Task brief — From the entries below, copy every line that holds the word "самостоятельной".

# START OF Recorded information

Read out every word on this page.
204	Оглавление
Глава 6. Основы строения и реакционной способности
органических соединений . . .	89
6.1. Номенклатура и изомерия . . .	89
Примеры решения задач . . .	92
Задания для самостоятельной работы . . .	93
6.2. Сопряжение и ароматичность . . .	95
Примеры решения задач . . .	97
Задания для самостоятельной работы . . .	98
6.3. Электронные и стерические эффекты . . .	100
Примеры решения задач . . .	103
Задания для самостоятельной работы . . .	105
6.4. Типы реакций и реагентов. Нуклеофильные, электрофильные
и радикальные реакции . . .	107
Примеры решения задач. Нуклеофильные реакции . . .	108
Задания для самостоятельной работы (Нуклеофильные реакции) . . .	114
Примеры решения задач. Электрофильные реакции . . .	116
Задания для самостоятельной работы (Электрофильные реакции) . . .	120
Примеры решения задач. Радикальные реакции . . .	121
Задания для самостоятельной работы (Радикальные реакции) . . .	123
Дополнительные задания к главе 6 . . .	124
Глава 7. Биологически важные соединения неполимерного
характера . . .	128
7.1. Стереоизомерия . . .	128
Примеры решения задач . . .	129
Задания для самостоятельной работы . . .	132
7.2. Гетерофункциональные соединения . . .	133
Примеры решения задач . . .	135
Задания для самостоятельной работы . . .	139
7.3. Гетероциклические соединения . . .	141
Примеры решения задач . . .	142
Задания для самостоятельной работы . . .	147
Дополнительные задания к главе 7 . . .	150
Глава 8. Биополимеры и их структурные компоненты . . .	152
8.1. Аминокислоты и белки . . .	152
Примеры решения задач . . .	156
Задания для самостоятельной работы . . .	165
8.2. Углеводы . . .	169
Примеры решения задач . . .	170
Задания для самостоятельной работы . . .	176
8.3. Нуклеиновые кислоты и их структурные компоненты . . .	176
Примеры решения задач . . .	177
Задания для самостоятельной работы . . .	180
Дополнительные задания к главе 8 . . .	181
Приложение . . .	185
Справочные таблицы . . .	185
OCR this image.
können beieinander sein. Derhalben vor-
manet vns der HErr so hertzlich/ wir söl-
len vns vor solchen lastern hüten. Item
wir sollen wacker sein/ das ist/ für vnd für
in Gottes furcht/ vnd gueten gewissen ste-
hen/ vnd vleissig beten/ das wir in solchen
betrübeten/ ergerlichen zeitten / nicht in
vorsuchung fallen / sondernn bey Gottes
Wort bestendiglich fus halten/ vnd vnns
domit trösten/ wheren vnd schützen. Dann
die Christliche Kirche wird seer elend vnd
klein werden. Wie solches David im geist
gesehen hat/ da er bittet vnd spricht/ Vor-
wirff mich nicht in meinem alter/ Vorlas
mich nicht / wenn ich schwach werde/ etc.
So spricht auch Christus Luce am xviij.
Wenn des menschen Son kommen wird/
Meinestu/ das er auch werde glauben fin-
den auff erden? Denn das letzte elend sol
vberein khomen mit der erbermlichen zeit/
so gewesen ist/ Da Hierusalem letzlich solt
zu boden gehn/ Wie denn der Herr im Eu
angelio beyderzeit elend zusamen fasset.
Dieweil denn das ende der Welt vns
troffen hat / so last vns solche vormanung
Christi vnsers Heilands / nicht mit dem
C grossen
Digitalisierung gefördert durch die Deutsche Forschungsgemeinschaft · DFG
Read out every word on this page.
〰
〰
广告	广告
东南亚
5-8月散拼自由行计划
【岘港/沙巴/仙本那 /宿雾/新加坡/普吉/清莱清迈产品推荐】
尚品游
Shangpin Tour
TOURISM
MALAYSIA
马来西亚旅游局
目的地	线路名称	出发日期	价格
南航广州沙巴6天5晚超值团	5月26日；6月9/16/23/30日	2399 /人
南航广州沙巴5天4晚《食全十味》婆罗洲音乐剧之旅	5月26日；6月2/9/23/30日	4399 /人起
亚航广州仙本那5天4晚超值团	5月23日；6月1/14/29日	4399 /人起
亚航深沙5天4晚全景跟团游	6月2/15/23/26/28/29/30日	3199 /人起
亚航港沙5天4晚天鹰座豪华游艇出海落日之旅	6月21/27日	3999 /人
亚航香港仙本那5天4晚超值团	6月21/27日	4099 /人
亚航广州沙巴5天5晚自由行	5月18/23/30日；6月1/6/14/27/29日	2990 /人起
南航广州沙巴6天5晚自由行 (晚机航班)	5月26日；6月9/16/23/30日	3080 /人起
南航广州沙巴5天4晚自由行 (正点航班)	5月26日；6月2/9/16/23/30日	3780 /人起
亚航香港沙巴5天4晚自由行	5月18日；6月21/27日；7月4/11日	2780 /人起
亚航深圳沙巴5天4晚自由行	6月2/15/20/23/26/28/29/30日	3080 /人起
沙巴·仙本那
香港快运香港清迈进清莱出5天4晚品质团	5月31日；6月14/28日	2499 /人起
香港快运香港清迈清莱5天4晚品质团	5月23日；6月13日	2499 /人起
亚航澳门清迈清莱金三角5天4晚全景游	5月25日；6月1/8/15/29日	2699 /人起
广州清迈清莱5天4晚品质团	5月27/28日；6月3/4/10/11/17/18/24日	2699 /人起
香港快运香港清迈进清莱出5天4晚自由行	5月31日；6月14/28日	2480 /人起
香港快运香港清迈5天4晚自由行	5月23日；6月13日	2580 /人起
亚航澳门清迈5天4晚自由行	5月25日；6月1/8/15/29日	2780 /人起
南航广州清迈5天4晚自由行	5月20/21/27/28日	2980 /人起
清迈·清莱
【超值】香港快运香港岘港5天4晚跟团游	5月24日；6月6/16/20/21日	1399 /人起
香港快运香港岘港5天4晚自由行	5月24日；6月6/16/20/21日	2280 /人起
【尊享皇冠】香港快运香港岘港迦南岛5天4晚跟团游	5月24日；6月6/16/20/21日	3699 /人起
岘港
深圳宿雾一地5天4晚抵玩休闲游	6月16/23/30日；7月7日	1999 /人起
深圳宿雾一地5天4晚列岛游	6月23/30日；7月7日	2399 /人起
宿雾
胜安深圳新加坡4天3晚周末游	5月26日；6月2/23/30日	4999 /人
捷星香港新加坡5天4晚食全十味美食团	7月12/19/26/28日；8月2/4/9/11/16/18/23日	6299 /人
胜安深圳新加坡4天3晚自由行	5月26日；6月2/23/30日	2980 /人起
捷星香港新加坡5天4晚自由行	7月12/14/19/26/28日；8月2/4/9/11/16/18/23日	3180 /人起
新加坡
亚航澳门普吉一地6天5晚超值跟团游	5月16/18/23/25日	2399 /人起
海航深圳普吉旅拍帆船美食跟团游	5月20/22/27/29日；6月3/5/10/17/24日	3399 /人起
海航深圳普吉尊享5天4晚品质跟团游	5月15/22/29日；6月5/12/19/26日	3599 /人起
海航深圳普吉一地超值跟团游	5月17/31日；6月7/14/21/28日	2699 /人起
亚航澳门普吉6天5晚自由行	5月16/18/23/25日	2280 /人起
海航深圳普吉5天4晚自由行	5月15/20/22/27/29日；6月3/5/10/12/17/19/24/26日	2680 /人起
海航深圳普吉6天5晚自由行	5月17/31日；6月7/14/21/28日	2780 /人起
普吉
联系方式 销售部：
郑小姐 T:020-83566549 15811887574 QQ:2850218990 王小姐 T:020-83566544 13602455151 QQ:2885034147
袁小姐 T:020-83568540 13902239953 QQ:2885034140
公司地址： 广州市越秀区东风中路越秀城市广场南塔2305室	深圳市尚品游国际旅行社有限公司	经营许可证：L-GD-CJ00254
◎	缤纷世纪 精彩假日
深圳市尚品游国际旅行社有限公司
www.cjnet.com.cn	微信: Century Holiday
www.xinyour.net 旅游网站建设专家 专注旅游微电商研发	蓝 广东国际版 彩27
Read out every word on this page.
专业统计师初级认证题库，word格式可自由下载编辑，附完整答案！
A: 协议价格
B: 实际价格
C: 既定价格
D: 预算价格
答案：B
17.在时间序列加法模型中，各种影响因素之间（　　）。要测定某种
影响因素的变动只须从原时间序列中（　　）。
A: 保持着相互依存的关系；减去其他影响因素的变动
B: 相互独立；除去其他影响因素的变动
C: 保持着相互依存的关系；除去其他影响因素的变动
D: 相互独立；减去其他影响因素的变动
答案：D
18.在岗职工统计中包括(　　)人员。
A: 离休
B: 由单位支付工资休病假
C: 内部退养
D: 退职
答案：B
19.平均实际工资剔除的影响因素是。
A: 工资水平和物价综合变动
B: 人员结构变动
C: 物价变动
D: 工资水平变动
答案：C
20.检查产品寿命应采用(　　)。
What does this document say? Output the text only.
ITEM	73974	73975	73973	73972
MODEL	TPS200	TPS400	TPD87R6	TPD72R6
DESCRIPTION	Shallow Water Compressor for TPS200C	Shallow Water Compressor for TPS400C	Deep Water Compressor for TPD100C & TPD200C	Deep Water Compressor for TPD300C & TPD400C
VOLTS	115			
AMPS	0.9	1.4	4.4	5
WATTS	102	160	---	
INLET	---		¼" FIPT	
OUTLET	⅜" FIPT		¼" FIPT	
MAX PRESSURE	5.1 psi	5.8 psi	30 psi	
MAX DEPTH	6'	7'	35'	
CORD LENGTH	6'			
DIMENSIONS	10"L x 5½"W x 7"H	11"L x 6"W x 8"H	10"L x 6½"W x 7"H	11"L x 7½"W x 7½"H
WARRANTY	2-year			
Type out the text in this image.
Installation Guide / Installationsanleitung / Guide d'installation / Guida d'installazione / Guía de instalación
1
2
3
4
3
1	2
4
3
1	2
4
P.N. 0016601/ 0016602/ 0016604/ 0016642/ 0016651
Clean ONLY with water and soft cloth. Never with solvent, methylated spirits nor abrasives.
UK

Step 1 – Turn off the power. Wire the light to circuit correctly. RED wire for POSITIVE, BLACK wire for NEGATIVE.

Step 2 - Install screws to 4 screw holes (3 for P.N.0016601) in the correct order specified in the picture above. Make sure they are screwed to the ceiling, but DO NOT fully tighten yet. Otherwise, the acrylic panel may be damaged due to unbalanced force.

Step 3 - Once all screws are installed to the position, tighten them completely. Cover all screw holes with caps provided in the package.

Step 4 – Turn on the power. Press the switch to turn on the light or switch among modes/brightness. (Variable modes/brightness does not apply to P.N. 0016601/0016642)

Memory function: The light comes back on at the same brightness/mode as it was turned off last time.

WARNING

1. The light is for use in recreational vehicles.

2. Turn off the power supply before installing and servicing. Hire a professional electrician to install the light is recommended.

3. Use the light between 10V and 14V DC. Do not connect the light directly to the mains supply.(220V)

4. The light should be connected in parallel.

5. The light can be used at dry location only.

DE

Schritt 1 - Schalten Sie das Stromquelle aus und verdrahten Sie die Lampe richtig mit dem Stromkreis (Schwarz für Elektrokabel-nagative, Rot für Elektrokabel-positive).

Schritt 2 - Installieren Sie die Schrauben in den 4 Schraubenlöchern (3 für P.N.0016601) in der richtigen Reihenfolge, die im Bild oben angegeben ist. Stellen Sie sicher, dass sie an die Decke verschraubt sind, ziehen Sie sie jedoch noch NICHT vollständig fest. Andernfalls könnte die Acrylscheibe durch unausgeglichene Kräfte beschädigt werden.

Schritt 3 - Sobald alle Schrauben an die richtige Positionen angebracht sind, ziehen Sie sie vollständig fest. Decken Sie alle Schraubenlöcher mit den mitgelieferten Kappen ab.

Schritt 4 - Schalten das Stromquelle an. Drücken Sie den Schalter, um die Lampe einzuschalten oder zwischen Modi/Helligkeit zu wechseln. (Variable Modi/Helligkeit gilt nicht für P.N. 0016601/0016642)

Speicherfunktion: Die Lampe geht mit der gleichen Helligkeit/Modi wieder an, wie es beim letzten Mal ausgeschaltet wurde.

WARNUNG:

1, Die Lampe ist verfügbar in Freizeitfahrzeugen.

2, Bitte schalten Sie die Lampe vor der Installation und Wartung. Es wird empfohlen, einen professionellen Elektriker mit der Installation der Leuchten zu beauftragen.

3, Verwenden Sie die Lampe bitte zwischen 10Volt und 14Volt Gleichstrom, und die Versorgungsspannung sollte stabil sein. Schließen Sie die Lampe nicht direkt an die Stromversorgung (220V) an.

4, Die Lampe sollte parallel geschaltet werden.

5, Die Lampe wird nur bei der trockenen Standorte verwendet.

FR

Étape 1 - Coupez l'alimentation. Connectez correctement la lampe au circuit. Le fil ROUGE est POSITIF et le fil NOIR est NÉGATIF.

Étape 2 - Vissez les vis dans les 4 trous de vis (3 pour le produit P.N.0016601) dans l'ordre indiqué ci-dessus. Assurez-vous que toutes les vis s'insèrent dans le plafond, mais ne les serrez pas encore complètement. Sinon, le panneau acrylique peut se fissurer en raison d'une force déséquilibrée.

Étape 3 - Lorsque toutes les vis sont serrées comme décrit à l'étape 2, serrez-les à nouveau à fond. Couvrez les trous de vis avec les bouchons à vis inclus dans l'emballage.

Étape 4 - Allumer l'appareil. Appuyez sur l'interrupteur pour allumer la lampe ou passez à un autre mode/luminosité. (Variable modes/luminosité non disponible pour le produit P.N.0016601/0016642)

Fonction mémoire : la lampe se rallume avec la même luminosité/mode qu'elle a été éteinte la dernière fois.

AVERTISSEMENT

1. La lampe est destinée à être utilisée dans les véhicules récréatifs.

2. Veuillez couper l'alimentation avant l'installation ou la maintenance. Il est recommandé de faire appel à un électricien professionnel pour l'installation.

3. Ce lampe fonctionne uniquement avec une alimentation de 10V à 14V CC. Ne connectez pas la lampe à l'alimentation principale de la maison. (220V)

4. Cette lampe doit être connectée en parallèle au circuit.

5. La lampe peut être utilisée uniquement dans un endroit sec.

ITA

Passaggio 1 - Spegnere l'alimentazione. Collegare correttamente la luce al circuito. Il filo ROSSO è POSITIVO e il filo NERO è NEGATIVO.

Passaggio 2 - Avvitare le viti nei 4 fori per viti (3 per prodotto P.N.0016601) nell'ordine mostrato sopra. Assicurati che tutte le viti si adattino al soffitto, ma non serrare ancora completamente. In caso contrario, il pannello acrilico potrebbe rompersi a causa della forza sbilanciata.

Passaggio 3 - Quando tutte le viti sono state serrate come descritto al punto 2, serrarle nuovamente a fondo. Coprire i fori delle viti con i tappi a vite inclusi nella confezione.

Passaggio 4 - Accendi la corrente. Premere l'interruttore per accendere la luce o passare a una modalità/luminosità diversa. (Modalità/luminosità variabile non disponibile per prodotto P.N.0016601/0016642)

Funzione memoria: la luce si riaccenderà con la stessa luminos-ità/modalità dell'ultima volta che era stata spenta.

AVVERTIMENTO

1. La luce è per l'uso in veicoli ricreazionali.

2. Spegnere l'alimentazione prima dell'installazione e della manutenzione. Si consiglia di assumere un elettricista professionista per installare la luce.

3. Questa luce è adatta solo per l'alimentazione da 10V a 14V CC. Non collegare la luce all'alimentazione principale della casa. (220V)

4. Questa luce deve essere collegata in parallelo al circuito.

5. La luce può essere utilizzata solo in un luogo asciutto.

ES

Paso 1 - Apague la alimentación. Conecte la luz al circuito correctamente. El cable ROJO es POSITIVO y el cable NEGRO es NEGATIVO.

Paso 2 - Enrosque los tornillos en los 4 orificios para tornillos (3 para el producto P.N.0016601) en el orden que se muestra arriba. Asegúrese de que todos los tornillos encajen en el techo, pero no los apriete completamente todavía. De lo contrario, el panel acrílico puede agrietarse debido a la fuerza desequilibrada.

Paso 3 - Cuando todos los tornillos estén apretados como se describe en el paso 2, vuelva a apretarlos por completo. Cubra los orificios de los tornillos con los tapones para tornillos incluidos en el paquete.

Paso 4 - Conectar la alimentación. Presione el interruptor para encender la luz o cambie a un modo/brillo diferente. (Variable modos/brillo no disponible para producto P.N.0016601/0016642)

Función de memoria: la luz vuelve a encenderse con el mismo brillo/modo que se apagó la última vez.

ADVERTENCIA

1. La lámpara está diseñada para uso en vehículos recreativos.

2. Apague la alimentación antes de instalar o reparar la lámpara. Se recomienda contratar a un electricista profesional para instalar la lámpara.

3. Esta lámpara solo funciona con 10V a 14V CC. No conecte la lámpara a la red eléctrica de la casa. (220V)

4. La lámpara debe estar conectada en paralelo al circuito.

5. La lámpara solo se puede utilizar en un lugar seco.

# END OF Recorded information

Correct response —
Задания для самостоятельной работы . . .	93
Задания для самостоятельной работы . . .	98
Задания для самостоятельной работы . . .	105
Задания для самостоятельной работы (Нуклеофильные реакции) . . .	114
Задания для самостоятельной работы (Электрофильные реакции) . . .	120
Задания для самостоятельной работы (Радикальные реакции) . . .	123
Задания для самостоятельной работы . . .	132
Задания для самостоятельной работы . . .	139
Задания для самостоятельной работы . . .	147
Задания для самостоятельной работы . . .	165
Задания для самостоятельной работы . . .	176
Задания для самостоятельной работы . . .	180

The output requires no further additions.